#### AIM OF THE TASK:
Gather each line of the records where "JSON" appears.

#### DATASET CONTENT:

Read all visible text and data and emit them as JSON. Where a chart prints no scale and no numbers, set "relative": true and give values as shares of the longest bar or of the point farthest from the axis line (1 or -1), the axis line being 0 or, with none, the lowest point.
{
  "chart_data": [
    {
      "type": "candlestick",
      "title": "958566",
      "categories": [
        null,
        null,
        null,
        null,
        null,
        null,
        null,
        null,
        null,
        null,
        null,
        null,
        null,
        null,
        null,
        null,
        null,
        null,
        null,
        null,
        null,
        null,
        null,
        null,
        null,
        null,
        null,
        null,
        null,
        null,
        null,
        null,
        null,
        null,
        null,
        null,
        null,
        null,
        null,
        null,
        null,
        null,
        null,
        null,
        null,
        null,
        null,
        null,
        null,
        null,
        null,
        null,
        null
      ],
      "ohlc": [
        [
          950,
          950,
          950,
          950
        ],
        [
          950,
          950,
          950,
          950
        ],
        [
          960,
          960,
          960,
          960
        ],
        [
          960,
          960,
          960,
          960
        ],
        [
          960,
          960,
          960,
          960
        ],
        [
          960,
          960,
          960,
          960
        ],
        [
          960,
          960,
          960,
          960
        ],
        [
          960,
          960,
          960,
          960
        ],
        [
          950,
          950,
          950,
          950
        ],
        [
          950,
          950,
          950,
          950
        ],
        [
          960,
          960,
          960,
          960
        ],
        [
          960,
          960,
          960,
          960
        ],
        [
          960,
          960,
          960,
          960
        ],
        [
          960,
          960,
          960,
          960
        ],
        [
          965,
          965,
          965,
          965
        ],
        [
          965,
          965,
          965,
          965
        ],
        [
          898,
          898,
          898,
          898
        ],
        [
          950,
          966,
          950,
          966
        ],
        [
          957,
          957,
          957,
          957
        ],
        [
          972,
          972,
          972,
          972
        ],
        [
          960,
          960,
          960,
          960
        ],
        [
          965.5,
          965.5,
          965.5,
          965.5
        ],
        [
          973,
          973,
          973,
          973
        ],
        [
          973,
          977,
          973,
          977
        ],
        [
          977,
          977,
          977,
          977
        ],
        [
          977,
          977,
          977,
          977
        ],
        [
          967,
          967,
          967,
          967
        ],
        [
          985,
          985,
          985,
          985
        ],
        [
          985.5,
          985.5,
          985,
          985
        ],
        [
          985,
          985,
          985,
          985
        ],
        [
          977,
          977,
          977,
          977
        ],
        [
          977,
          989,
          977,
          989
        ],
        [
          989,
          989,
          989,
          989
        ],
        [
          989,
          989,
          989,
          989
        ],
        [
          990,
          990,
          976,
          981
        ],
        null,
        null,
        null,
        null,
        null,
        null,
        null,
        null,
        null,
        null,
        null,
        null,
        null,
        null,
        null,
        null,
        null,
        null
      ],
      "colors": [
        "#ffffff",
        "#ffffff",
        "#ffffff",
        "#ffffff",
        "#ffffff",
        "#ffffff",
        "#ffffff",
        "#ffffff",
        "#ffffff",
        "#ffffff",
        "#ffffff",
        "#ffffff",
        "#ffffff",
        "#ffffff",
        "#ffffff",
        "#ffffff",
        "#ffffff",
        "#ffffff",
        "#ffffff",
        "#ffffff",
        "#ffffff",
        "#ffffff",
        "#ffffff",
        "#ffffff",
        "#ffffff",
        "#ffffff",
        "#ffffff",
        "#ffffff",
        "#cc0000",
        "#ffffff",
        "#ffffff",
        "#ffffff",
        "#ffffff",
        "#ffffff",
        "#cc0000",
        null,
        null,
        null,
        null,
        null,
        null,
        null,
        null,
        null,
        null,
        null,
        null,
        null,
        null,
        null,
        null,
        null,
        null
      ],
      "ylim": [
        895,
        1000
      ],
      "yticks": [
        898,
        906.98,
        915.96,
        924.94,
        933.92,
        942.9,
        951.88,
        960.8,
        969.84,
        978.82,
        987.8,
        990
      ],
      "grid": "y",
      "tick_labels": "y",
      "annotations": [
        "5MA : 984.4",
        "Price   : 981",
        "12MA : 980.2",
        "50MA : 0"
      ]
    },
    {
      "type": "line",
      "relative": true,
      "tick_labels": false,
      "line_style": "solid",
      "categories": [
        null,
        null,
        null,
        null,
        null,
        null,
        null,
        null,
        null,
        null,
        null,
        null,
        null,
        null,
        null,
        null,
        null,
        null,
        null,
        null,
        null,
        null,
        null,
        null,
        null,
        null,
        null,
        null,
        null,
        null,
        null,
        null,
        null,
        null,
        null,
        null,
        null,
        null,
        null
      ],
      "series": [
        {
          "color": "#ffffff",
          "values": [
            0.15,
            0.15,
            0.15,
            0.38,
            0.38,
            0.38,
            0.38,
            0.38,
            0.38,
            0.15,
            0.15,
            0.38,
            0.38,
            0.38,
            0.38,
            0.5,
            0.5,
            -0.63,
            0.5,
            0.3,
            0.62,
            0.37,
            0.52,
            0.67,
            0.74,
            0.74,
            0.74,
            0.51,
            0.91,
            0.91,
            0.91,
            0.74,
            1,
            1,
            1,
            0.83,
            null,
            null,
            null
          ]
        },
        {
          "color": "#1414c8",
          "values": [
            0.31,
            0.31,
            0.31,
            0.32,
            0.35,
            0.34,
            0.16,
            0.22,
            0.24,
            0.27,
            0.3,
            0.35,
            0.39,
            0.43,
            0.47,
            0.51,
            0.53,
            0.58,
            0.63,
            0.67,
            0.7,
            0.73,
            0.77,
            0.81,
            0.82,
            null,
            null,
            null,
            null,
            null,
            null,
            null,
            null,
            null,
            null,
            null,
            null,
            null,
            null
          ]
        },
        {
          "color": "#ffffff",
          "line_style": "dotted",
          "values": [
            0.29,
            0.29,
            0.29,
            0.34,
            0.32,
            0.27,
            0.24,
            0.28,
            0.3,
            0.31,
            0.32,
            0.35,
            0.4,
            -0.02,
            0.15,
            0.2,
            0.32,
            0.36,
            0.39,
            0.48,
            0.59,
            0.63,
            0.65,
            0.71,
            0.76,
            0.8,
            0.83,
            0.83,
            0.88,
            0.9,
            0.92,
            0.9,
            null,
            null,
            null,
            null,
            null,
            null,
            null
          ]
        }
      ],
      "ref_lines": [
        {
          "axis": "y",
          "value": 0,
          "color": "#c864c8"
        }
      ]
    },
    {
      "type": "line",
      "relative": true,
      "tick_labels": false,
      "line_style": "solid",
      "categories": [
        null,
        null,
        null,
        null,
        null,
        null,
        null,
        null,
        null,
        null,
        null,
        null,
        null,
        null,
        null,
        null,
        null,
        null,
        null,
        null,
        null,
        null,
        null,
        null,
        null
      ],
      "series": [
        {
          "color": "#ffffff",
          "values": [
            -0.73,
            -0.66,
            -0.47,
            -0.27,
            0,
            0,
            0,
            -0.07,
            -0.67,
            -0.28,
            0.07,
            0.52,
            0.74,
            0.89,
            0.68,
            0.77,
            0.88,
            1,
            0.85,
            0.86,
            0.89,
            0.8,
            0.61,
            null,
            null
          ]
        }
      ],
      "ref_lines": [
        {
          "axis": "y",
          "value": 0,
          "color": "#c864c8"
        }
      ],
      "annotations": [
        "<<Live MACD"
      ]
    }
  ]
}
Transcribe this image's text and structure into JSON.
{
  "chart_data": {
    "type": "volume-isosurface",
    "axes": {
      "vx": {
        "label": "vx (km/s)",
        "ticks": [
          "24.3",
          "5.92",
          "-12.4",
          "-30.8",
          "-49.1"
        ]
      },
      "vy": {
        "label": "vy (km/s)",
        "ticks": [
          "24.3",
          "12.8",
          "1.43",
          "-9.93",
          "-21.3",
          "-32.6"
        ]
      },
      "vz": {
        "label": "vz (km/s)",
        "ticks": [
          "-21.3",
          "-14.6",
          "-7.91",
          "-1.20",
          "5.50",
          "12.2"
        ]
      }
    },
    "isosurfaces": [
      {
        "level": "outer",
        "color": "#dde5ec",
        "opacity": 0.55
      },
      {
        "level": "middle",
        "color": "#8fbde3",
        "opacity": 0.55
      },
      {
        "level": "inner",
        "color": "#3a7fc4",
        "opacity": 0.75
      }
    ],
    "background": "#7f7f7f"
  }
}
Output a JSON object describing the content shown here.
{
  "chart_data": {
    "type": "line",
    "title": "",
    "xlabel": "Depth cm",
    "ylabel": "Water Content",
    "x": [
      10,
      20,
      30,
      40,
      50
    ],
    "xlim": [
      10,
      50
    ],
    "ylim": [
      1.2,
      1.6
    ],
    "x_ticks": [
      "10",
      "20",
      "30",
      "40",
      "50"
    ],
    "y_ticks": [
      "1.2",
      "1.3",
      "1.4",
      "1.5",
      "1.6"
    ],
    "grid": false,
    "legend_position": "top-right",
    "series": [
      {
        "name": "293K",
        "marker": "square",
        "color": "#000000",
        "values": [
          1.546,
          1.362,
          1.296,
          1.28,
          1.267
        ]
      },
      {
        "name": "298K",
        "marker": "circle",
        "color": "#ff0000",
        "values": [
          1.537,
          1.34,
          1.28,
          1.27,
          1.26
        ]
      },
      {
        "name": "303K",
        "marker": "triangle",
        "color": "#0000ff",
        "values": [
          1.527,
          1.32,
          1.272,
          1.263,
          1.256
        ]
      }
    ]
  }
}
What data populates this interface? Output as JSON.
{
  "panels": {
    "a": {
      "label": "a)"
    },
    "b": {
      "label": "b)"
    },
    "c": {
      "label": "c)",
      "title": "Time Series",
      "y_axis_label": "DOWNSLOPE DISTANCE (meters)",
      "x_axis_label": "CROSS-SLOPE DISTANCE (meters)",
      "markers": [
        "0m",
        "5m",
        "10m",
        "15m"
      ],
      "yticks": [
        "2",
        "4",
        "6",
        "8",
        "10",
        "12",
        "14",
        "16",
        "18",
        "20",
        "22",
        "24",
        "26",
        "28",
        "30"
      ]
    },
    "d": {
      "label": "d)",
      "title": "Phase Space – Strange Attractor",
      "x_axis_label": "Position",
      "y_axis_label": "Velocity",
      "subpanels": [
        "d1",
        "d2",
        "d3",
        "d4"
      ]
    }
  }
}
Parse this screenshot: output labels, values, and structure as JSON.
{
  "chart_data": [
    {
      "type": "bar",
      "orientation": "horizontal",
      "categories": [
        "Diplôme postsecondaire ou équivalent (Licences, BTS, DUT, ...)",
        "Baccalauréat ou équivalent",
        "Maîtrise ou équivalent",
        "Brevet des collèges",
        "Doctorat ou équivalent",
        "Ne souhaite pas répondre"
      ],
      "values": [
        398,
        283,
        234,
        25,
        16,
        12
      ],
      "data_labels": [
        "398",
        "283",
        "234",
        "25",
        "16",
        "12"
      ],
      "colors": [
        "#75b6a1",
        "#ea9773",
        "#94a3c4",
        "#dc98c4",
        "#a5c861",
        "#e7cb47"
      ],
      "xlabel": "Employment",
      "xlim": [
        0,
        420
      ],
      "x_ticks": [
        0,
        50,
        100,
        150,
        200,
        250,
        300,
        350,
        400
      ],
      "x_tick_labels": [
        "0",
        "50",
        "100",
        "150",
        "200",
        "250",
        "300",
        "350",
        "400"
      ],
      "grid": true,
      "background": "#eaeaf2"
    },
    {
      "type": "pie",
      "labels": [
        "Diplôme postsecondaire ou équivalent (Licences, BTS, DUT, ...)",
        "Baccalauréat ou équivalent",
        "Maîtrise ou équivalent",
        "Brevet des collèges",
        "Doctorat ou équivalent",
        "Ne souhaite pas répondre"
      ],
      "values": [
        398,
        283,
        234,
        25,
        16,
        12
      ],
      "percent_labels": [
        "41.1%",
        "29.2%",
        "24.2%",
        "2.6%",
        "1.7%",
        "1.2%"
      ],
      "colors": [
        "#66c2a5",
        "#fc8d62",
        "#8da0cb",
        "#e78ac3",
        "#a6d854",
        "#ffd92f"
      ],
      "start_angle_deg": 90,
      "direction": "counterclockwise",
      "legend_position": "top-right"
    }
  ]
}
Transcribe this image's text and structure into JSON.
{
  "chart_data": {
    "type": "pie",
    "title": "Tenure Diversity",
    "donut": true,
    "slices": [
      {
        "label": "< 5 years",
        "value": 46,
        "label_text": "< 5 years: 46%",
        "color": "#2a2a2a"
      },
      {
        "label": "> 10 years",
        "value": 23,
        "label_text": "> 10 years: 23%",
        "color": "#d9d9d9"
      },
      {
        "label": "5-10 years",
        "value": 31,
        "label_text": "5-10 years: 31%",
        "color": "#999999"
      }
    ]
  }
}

#### ANSWER TO THIS PROBLEM:
Read all visible text and data and emit them as JSON. Where a chart prints no scale and no numbers, set "relative": true and give values as shares of the longest bar or of the point farthest from the axis line (1 or -1), the axis line being 0 or, with none, the lowest point.
Transcribe this image's text and structure into JSON.
Output a JSON object describing the content shown here.
What data populates this interface? Output as JSON.
Parse this screenshot: output labels, values, and structure as JSON.
Transcribe this image's text and structure into JSON.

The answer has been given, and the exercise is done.